**Problem:**
From the listing below, pick out each line with the word "JSON".

# Start of Exercise material

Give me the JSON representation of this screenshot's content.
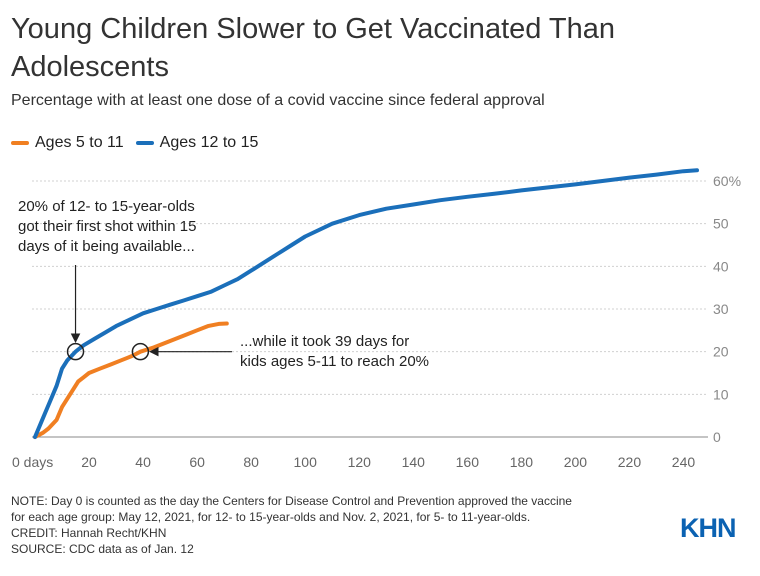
{
  "header": {
    "title": "Young Children Slower to Get Vaccinated Than Adolescents",
    "subtitle": "Percentage with at least one dose of a covid vaccine since federal approval"
  },
  "legend": {
    "items": [
      {
        "label": "Ages 5 to 11",
        "color": "#f07f22"
      },
      {
        "label": "Ages 12 to 15",
        "color": "#1b6fba"
      }
    ]
  },
  "annotations": {
    "left": "20% of 12- to 15-year-olds\ngot their first shot within 15\ndays of it being available...",
    "right": "...while it took 39 days for\nkids ages 5-11 to reach 20%"
  },
  "footer": {
    "notes": [
      "NOTE: Day 0 is counted as the day the Centers for Disease Control and Prevention approved the vaccine",
      "for each age group: May 12, 2021, for 12- to 15-year-olds and Nov. 2, 2021, for 5- to 11-year-olds.",
      "CREDIT: Hannah Recht/KHN",
      "SOURCE: CDC data as of Jan. 12"
    ],
    "logo": "KHN"
  },
  "chart_data": {
    "type": "line",
    "title": "Young Children Slower to Get Vaccinated Than Adolescents",
    "subtitle": "Percentage with at least one dose of a covid vaccine since federal approval",
    "xlabel": "days",
    "ylabel": "",
    "xlim": [
      0,
      245
    ],
    "ylim": [
      0,
      60
    ],
    "x_ticks": [
      0,
      20,
      40,
      60,
      80,
      100,
      120,
      140,
      160,
      180,
      200,
      220,
      240
    ],
    "x_tick_labels": [
      "0 days",
      "20",
      "40",
      "60",
      "80",
      "100",
      "120",
      "140",
      "160",
      "180",
      "200",
      "220",
      "240"
    ],
    "y_ticks": [
      0,
      10,
      20,
      30,
      40,
      50,
      60
    ],
    "y_tick_labels": [
      "0",
      "10",
      "20",
      "30",
      "40",
      "50",
      "60%"
    ],
    "grid": true,
    "legend_position": "top-left",
    "series": [
      {
        "name": "Ages 5 to 11",
        "color": "#f07f22",
        "points": [
          [
            0,
            0
          ],
          [
            3,
            1
          ],
          [
            5,
            2
          ],
          [
            8,
            4
          ],
          [
            10,
            7
          ],
          [
            12,
            9
          ],
          [
            14,
            11
          ],
          [
            16,
            13
          ],
          [
            18,
            14
          ],
          [
            20,
            15
          ],
          [
            24,
            16
          ],
          [
            28,
            17
          ],
          [
            32,
            18
          ],
          [
            36,
            19
          ],
          [
            39,
            20
          ],
          [
            44,
            21
          ],
          [
            48,
            22
          ],
          [
            52,
            23
          ],
          [
            56,
            24
          ],
          [
            60,
            25
          ],
          [
            64,
            26
          ],
          [
            68,
            26.5
          ],
          [
            71,
            26.6
          ]
        ]
      },
      {
        "name": "Ages 12 to 15",
        "color": "#1b6fba",
        "points": [
          [
            0,
            0
          ],
          [
            2,
            3
          ],
          [
            4,
            6
          ],
          [
            6,
            9
          ],
          [
            8,
            12
          ],
          [
            10,
            16
          ],
          [
            12,
            18
          ],
          [
            15,
            20
          ],
          [
            18,
            21.5
          ],
          [
            22,
            23
          ],
          [
            26,
            24.5
          ],
          [
            30,
            26
          ],
          [
            35,
            27.5
          ],
          [
            40,
            29
          ],
          [
            45,
            30
          ],
          [
            50,
            31
          ],
          [
            55,
            32
          ],
          [
            60,
            33
          ],
          [
            65,
            34
          ],
          [
            70,
            35.5
          ],
          [
            75,
            37
          ],
          [
            80,
            39
          ],
          [
            85,
            41
          ],
          [
            90,
            43
          ],
          [
            95,
            45
          ],
          [
            100,
            47
          ],
          [
            110,
            50
          ],
          [
            120,
            52
          ],
          [
            130,
            53.5
          ],
          [
            140,
            54.5
          ],
          [
            150,
            55.5
          ],
          [
            160,
            56.3
          ],
          [
            170,
            57
          ],
          [
            180,
            57.8
          ],
          [
            190,
            58.5
          ],
          [
            200,
            59.2
          ],
          [
            210,
            60
          ],
          [
            220,
            60.8
          ],
          [
            230,
            61.5
          ],
          [
            240,
            62.3
          ],
          [
            245,
            62.5
          ]
        ]
      }
    ],
    "markers": [
      {
        "x": 15,
        "y": 20
      },
      {
        "x": 39,
        "y": 20
      }
    ]
  }
}
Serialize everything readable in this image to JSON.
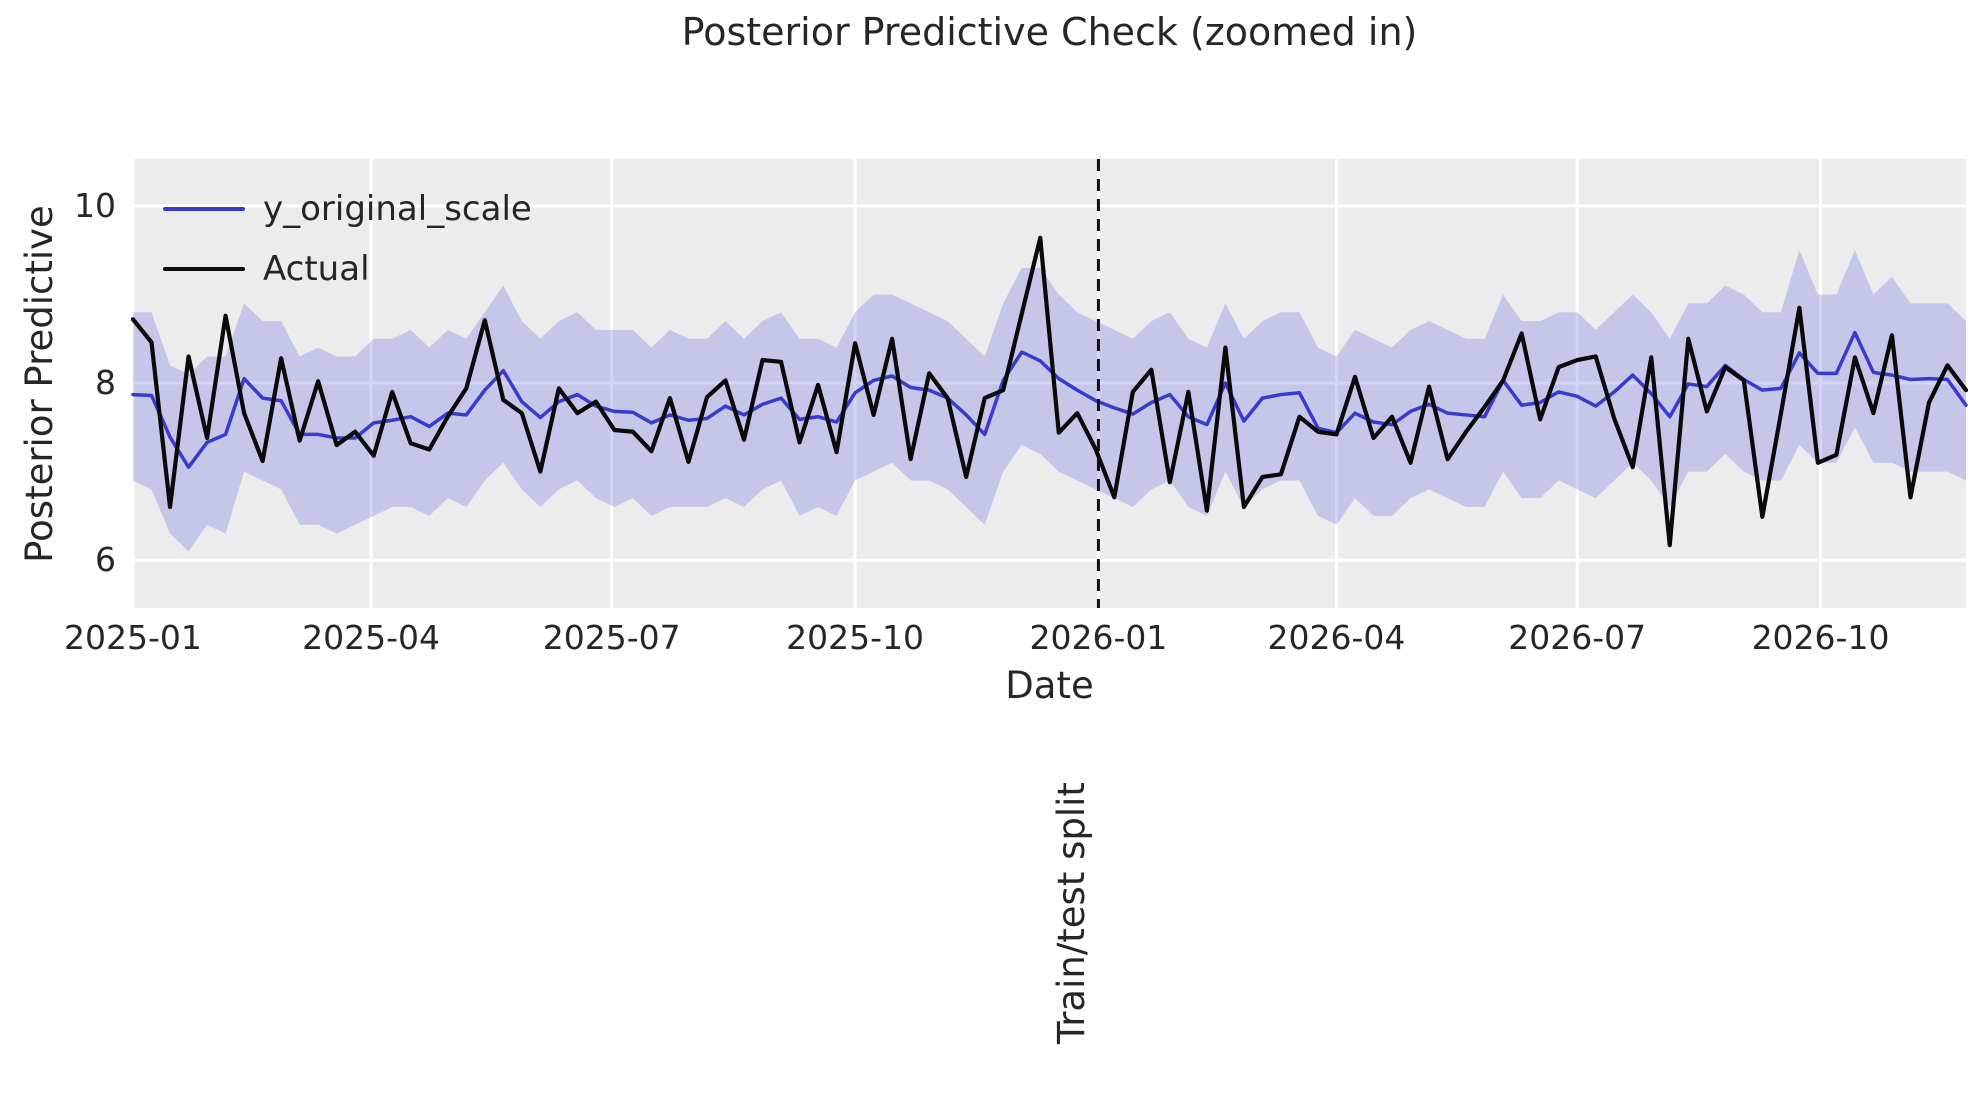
{
  "title": "Posterior Predictive Check (zoomed in)",
  "axes": {
    "xlabel": "Date",
    "ylabel": "Posterior Predictive"
  },
  "legend": {
    "items": [
      {
        "label": "y_original_scale",
        "color": "#3a3ace"
      },
      {
        "label": "Actual",
        "color": "#0a0a0a"
      }
    ]
  },
  "annotations": {
    "split_label": "Train/test split"
  },
  "colors": {
    "page_bg": "#ffffff",
    "plot_bg": "#ececec",
    "grid": "#ffffff",
    "band_fill": "#5f5fe1",
    "band_opacity": 0.27,
    "line_blue": "#3a3ace",
    "line_black": "#0a0a0a",
    "split_line": "#111111",
    "text": "#262626"
  },
  "chart_data": {
    "type": "line",
    "title": "Posterior Predictive Check (zoomed in)",
    "xlabel": "Date",
    "ylabel": "Posterior Predictive",
    "x_start_date": "2025-01-01",
    "x_step_days": 7,
    "n_points": 100,
    "xlim_days": [
      0,
      693
    ],
    "ylim": [
      5.46,
      10.53
    ],
    "grid": true,
    "legend_position": "upper left",
    "x_ticks": [
      {
        "label": "2025-01",
        "day": 0
      },
      {
        "label": "2025-04",
        "day": 90
      },
      {
        "label": "2025-07",
        "day": 181
      },
      {
        "label": "2025-10",
        "day": 273
      },
      {
        "label": "2026-01",
        "day": 365
      },
      {
        "label": "2026-04",
        "day": 455
      },
      {
        "label": "2026-07",
        "day": 546
      },
      {
        "label": "2026-10",
        "day": 638
      }
    ],
    "y_ticks": [
      {
        "label": "6",
        "value": 6
      },
      {
        "label": "8",
        "value": 8
      },
      {
        "label": "10",
        "value": 10
      }
    ],
    "split_line": {
      "day": 365,
      "date": "2026-01-01",
      "label": "Train/test split"
    },
    "series": [
      {
        "name": "y_original_scale",
        "color": "#3a3ace",
        "width": 3.5,
        "values": [
          7.87,
          7.86,
          7.39,
          7.05,
          7.33,
          7.42,
          8.05,
          7.83,
          7.8,
          7.42,
          7.42,
          7.38,
          7.38,
          7.55,
          7.58,
          7.62,
          7.51,
          7.66,
          7.64,
          7.92,
          8.14,
          7.79,
          7.61,
          7.79,
          7.87,
          7.74,
          7.68,
          7.67,
          7.55,
          7.64,
          7.58,
          7.6,
          7.74,
          7.64,
          7.76,
          7.83,
          7.59,
          7.62,
          7.56,
          7.89,
          8.03,
          8.08,
          7.95,
          7.92,
          7.83,
          7.64,
          7.42,
          8.03,
          8.35,
          8.25,
          8.05,
          7.92,
          7.8,
          7.72,
          7.65,
          7.78,
          7.87,
          7.62,
          7.53,
          8.0,
          7.57,
          7.83,
          7.87,
          7.89,
          7.49,
          7.44,
          7.66,
          7.56,
          7.53,
          7.68,
          7.76,
          7.66,
          7.64,
          7.62,
          8.03,
          7.75,
          7.78,
          7.9,
          7.85,
          7.74,
          7.9,
          8.09,
          7.88,
          7.62,
          7.99,
          7.96,
          8.2,
          8.04,
          7.92,
          7.94,
          8.34,
          8.11,
          8.11,
          8.57,
          8.12,
          8.09,
          8.04,
          8.05,
          8.04,
          7.75
        ]
      },
      {
        "name": "Actual",
        "color": "#0a0a0a",
        "width": 4.2,
        "values": [
          8.72,
          8.46,
          6.6,
          8.3,
          7.38,
          8.76,
          7.66,
          7.12,
          8.28,
          7.35,
          8.02,
          7.3,
          7.45,
          7.18,
          7.9,
          7.32,
          7.25,
          7.62,
          7.94,
          8.71,
          7.81,
          7.66,
          7.0,
          7.94,
          7.66,
          7.79,
          7.47,
          7.45,
          7.23,
          7.83,
          7.11,
          7.84,
          8.03,
          7.36,
          8.26,
          8.24,
          7.33,
          7.98,
          7.22,
          8.45,
          7.64,
          8.5,
          7.14,
          8.11,
          7.83,
          6.94,
          7.83,
          7.92,
          8.78,
          9.64,
          7.44,
          7.66,
          7.25,
          6.71,
          7.9,
          8.15,
          6.88,
          7.9,
          6.56,
          8.4,
          6.6,
          6.94,
          6.97,
          7.62,
          7.45,
          7.42,
          8.07,
          7.38,
          7.62,
          7.1,
          7.96,
          7.14,
          7.45,
          7.73,
          8.03,
          8.56,
          7.59,
          8.18,
          8.26,
          8.3,
          7.6,
          7.05,
          8.29,
          6.17,
          8.5,
          7.68,
          8.18,
          8.03,
          6.49,
          7.65,
          8.85,
          7.1,
          7.19,
          8.29,
          7.66,
          8.54,
          6.71,
          7.78,
          8.2,
          7.92
        ]
      }
    ],
    "band": {
      "name": "posterior predictive interval",
      "color": "#5f5fe1",
      "opacity": 0.27,
      "upper": [
        8.8,
        8.8,
        8.2,
        8.1,
        8.3,
        8.3,
        8.9,
        8.7,
        8.7,
        8.3,
        8.4,
        8.3,
        8.3,
        8.5,
        8.5,
        8.6,
        8.4,
        8.6,
        8.5,
        8.8,
        9.1,
        8.7,
        8.5,
        8.7,
        8.8,
        8.6,
        8.6,
        8.6,
        8.4,
        8.6,
        8.5,
        8.5,
        8.7,
        8.5,
        8.7,
        8.8,
        8.5,
        8.5,
        8.4,
        8.8,
        9.0,
        9.0,
        8.9,
        8.8,
        8.7,
        8.5,
        8.3,
        8.9,
        9.3,
        9.3,
        9.0,
        8.8,
        8.7,
        8.6,
        8.5,
        8.7,
        8.8,
        8.5,
        8.4,
        8.9,
        8.5,
        8.7,
        8.8,
        8.8,
        8.4,
        8.3,
        8.6,
        8.5,
        8.4,
        8.6,
        8.7,
        8.6,
        8.5,
        8.5,
        9.0,
        8.7,
        8.7,
        8.8,
        8.8,
        8.6,
        8.8,
        9.0,
        8.8,
        8.5,
        8.9,
        8.9,
        9.1,
        9.0,
        8.8,
        8.8,
        9.5,
        9.0,
        9.0,
        9.5,
        9.0,
        9.2,
        8.9,
        8.9,
        8.9,
        8.7
      ],
      "lower": [
        6.9,
        6.8,
        6.3,
        6.1,
        6.4,
        6.3,
        7.0,
        6.9,
        6.8,
        6.4,
        6.4,
        6.3,
        6.4,
        6.5,
        6.6,
        6.6,
        6.5,
        6.7,
        6.6,
        6.9,
        7.1,
        6.8,
        6.6,
        6.8,
        6.9,
        6.7,
        6.6,
        6.7,
        6.5,
        6.6,
        6.6,
        6.6,
        6.7,
        6.6,
        6.8,
        6.9,
        6.5,
        6.6,
        6.5,
        6.9,
        7.0,
        7.1,
        6.9,
        6.9,
        6.8,
        6.6,
        6.4,
        7.0,
        7.3,
        7.2,
        7.0,
        6.9,
        6.8,
        6.7,
        6.6,
        6.8,
        6.9,
        6.6,
        6.5,
        7.0,
        6.6,
        6.8,
        6.9,
        6.9,
        6.5,
        6.4,
        6.7,
        6.5,
        6.5,
        6.7,
        6.8,
        6.7,
        6.6,
        6.6,
        7.0,
        6.7,
        6.7,
        6.9,
        6.8,
        6.7,
        6.9,
        7.1,
        6.9,
        6.6,
        7.0,
        7.0,
        7.2,
        7.0,
        6.9,
        6.9,
        7.3,
        7.1,
        7.1,
        7.5,
        7.1,
        7.1,
        7.0,
        7.0,
        7.0,
        6.9
      ]
    }
  }
}
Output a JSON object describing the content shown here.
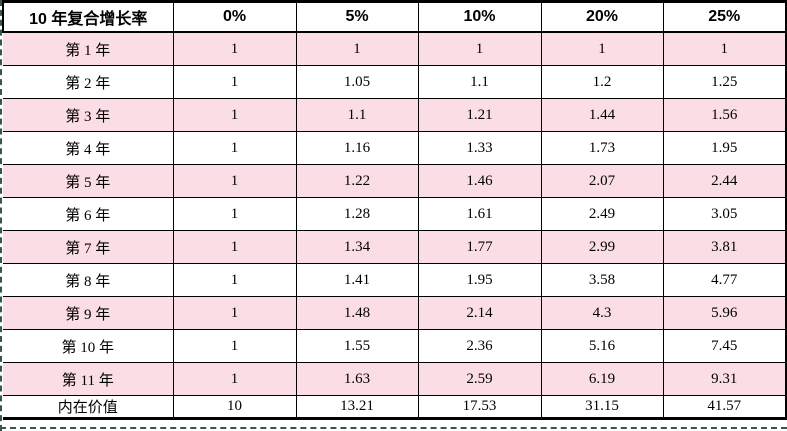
{
  "title": "10 年复合增长率",
  "table": {
    "header": [
      "10 年复合增长率",
      "0%",
      "5%",
      "10%",
      "20%",
      "25%"
    ],
    "rows": [
      {
        "label": "第 1 年",
        "values": [
          "1",
          "1",
          "1",
          "1",
          "1"
        ]
      },
      {
        "label": "第 2 年",
        "values": [
          "1",
          "1.05",
          "1.1",
          "1.2",
          "1.25"
        ]
      },
      {
        "label": "第 3 年",
        "values": [
          "1",
          "1.1",
          "1.21",
          "1.44",
          "1.56"
        ]
      },
      {
        "label": "第 4 年",
        "values": [
          "1",
          "1.16",
          "1.33",
          "1.73",
          "1.95"
        ]
      },
      {
        "label": "第 5 年",
        "values": [
          "1",
          "1.22",
          "1.46",
          "2.07",
          "2.44"
        ]
      },
      {
        "label": "第 6 年",
        "values": [
          "1",
          "1.28",
          "1.61",
          "2.49",
          "3.05"
        ]
      },
      {
        "label": "第 7 年",
        "values": [
          "1",
          "1.34",
          "1.77",
          "2.99",
          "3.81"
        ]
      },
      {
        "label": "第 8 年",
        "values": [
          "1",
          "1.41",
          "1.95",
          "3.58",
          "4.77"
        ]
      },
      {
        "label": "第 9 年",
        "values": [
          "1",
          "1.48",
          "2.14",
          "4.3",
          "5.96"
        ]
      },
      {
        "label": "第 10 年",
        "values": [
          "1",
          "1.55",
          "2.36",
          "5.16",
          "7.45"
        ]
      },
      {
        "label": "第 11 年",
        "values": [
          "1",
          "1.63",
          "2.59",
          "6.19",
          "9.31"
        ]
      },
      {
        "label": "内在价值",
        "values": [
          "10",
          "13.21",
          "17.53",
          "31.15",
          "41.57"
        ]
      }
    ]
  },
  "chart_data": {
    "type": "table",
    "title": "10 年复合增长率",
    "categories": [
      "第 1 年",
      "第 2 年",
      "第 3 年",
      "第 4 年",
      "第 5 年",
      "第 6 年",
      "第 7 年",
      "第 8 年",
      "第 9 年",
      "第 10 年",
      "第 11 年",
      "内在价值"
    ],
    "series": [
      {
        "name": "0%",
        "values": [
          1,
          1,
          1,
          1,
          1,
          1,
          1,
          1,
          1,
          1,
          1,
          10
        ]
      },
      {
        "name": "5%",
        "values": [
          1,
          1.05,
          1.1,
          1.16,
          1.22,
          1.28,
          1.34,
          1.41,
          1.48,
          1.55,
          1.63,
          13.21
        ]
      },
      {
        "name": "10%",
        "values": [
          1,
          1.1,
          1.21,
          1.33,
          1.46,
          1.61,
          1.77,
          1.95,
          2.14,
          2.36,
          2.59,
          17.53
        ]
      },
      {
        "name": "20%",
        "values": [
          1,
          1.2,
          1.44,
          1.73,
          2.07,
          2.49,
          2.99,
          3.58,
          4.3,
          5.16,
          6.19,
          31.15
        ]
      },
      {
        "name": "25%",
        "values": [
          1,
          1.25,
          1.56,
          1.95,
          2.44,
          3.05,
          3.81,
          4.77,
          5.96,
          7.45,
          9.31,
          41.57
        ]
      }
    ]
  },
  "colors": {
    "row_pink": "#FBDEE5",
    "row_white": "#FFFFFF",
    "border": "#000000",
    "page_break_line": "#35584E"
  }
}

# End of Exercise material

**Answer below:**
Give me the JSON representation of this screenshot's content.
Serialize everything readable in this image to JSON.
Output a JSON object describing the content shown here.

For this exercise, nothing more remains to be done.